(Dataset listings of figures)
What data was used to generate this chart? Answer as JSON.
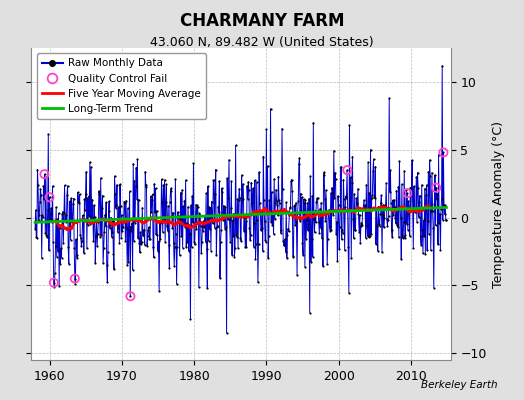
{
  "title": "CHARMANY FARM",
  "subtitle": "43.060 N, 89.482 W (United States)",
  "ylabel": "Temperature Anomaly (°C)",
  "credit": "Berkeley Earth",
  "xlim": [
    1957.5,
    2015.5
  ],
  "ylim": [
    -10.5,
    12.5
  ],
  "yticks": [
    -10,
    -5,
    0,
    5,
    10
  ],
  "xticks": [
    1960,
    1970,
    1980,
    1990,
    2000,
    2010
  ],
  "bg_color": "#e0e0e0",
  "plot_bg_color": "#ffffff",
  "raw_line_color": "#0000cc",
  "raw_dot_color": "#000000",
  "moving_avg_color": "#ff0000",
  "trend_color": "#00bb00",
  "qc_fail_color": "#ff44cc",
  "seed": 12345,
  "n_years": 57,
  "start_year": 1958.0
}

▸ GIVEN EXERCISE:
Reproduce all of the entries word for word, skipping any pictures they hold.

▸ ANSWER FOR THIS EXERCISE:
What data was used to generate this chart? Answer as JSON.
{
  "title": "CHARMANY FARM",
  "subtitle": "43.060 N, 89.482 W (United States)",
  "ylabel": "Temperature Anomaly (°C)",
  "credit": "Berkeley Earth",
  "xlim": [
    1957.5,
    2015.5
  ],
  "ylim": [
    -10.5,
    12.5
  ],
  "yticks": [
    -10,
    -5,
    0,
    5,
    10
  ],
  "xticks": [
    1960,
    1970,
    1980,
    1990,
    2000,
    2010
  ],
  "bg_color": "#e0e0e0",
  "plot_bg_color": "#ffffff",
  "raw_line_color": "#0000cc",
  "raw_dot_color": "#000000",
  "moving_avg_color": "#ff0000",
  "trend_color": "#00bb00",
  "qc_fail_color": "#ff44cc",
  "seed": 12345,
  "n_years": 57,
  "start_year": 1958.0
}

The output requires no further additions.